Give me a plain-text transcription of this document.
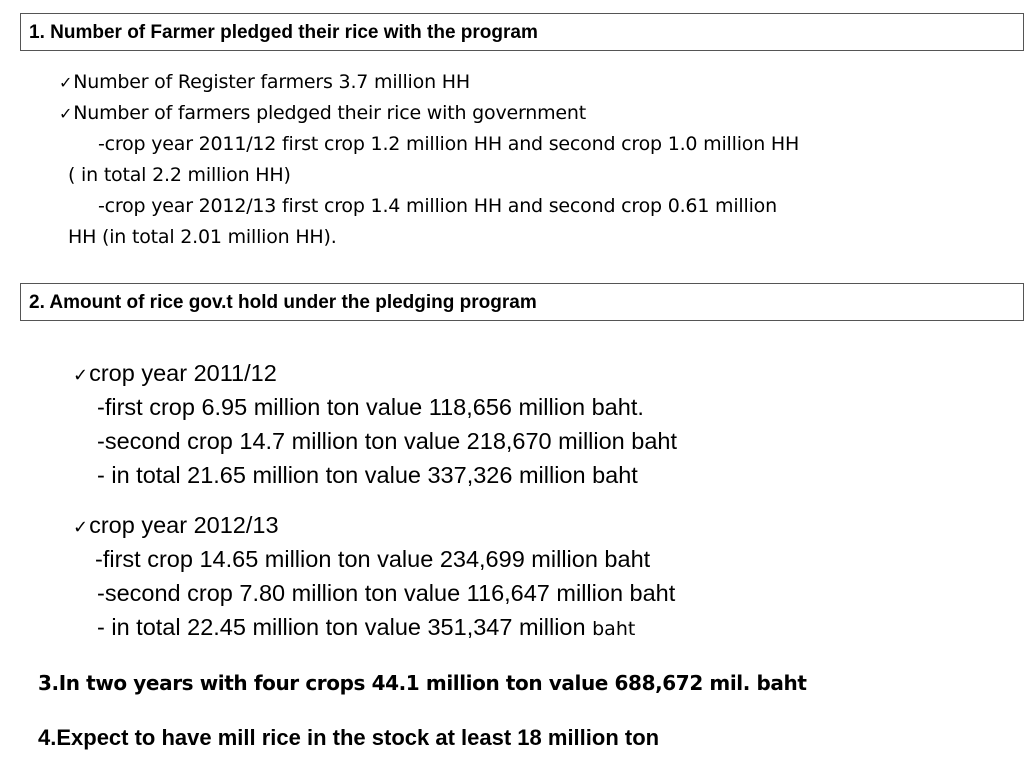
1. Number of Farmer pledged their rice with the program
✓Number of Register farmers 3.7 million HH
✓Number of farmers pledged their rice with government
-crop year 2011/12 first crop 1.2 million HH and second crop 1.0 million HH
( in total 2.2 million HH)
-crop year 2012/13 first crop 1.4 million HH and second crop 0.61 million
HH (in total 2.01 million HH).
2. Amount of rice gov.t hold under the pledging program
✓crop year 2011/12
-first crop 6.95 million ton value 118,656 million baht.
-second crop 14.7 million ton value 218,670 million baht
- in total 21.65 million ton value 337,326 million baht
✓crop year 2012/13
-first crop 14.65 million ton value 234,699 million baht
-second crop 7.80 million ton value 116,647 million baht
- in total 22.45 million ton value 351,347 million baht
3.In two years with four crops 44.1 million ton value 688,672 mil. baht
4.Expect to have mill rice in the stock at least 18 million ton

# # #

> _Objective_:
Copy out each record shown above without alteration, skipping any picture.

> _Full response_:
Give me a plain-text transcription of this document.
1. Number of Farmer pledged their rice with the program
✓Number of Register farmers 3.7 million HH
✓Number of farmers pledged their rice with government
-crop year 2011/12 first crop 1.2 million HH and second crop 1.0 million HH
( in total 2.2 million HH)
-crop year 2012/13 first crop 1.4 million HH and second crop 0.61 million
HH (in total 2.01 million HH).
2. Amount of rice gov.t hold under the pledging program
✓crop year 2011/12
-first crop 6.95 million ton value 118,656 million baht.
-second crop 14.7 million ton value 218,670 million baht
- in total 21.65 million ton value 337,326 million baht
✓crop year 2012/13
-first crop 14.65 million ton value 234,699 million baht
-second crop 7.80 million ton value 116,647 million baht
- in total 22.45 million ton value 351,347 million baht
3.In two years with four crops 44.1 million ton value 688,672 mil. baht
4.Expect to have mill rice in the stock at least 18 million ton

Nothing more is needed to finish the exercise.